#### [Exercise requirements]
1. In the forum thread about India and the internet, which two countries does noodles23's startup operate in?
2. Carry on the forum thread about India and the internet, picking up after its final sentence.

Let us also fight for a right to create content, without being censored, on
the Free Web." \- Indeed. The media, SV, India and the states are backing
Modi's campaign as you've said. I was surprised reading the article below
(although not super surprised given the Indian-SV relationship being so strong
at the moment) that these more concerning points you touch on haven't been
highlighted. Whilst from a technology perspective, this is no doubt a triumph
for modi and his team, the true benefit for Indians in India will only be seen
when laws are reformed to mirror the freedom the campaign stresses comes out
of technology. This is a start, more needs to be done.
[http://www.bbc.co.uk/news/world-asia-
india-34376984](http://www.bbc.co.uk/news/world-asia-india-34376984)

------
noodles23
As someone with a startup that operates in both India and China, I completely
agree that India will be the next big thing.

Both are messed up in their own ways. The difference is that in India, things
are generally getting better. There are exceptions but the trend is moving
towards a better internet ecosystem.

#### [Supplied data]
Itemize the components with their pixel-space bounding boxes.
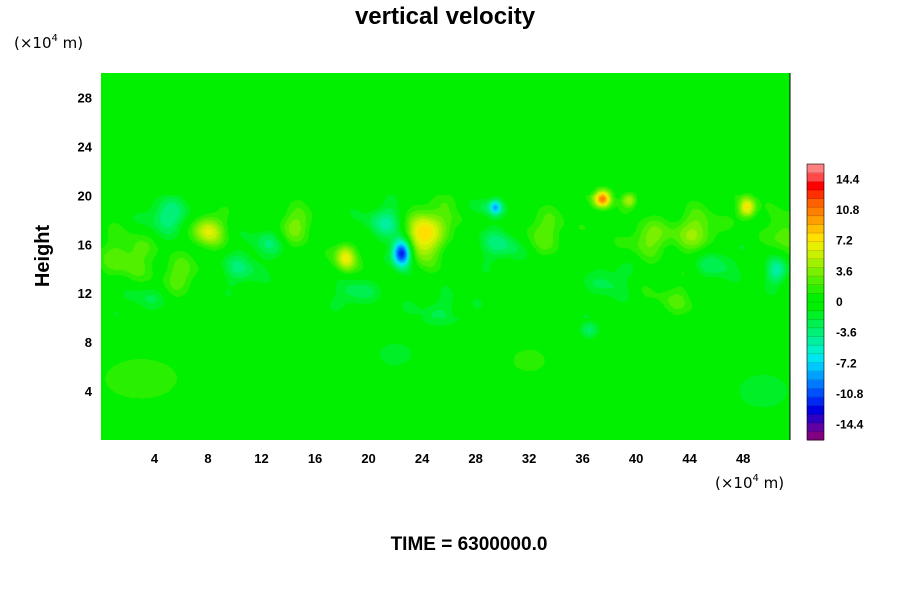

#### [Answers for this exercise]
1. India and China.

2.
China on the other hand is a case of how to F __* things up. They modernized
their tech backbone so quicky hundreds of millions of people have access to
fast (20 mbps+) internet. From there the government has made it virtually
impossible to have a global tech focussed startup in China.

Just an example- npm repos are by default blocked in China. Apparently the
automatic version control ended up with a number sequence that corresponds in
some bamboozled way with a black date that's censored. Government had a hissy
fit and therefore NPM is blocked. You have to reconfigure to use Chinese
locally hosted repos which is a security risk (Read: IOS malware in Chinese
versions of software)

We also got stung with a government request for data on users. Since the law
in China changes with every government official you meet, some of the shit
they ask for is beyond rediculous. To be fair, it's also happened in India,
but the frequency is decreasing.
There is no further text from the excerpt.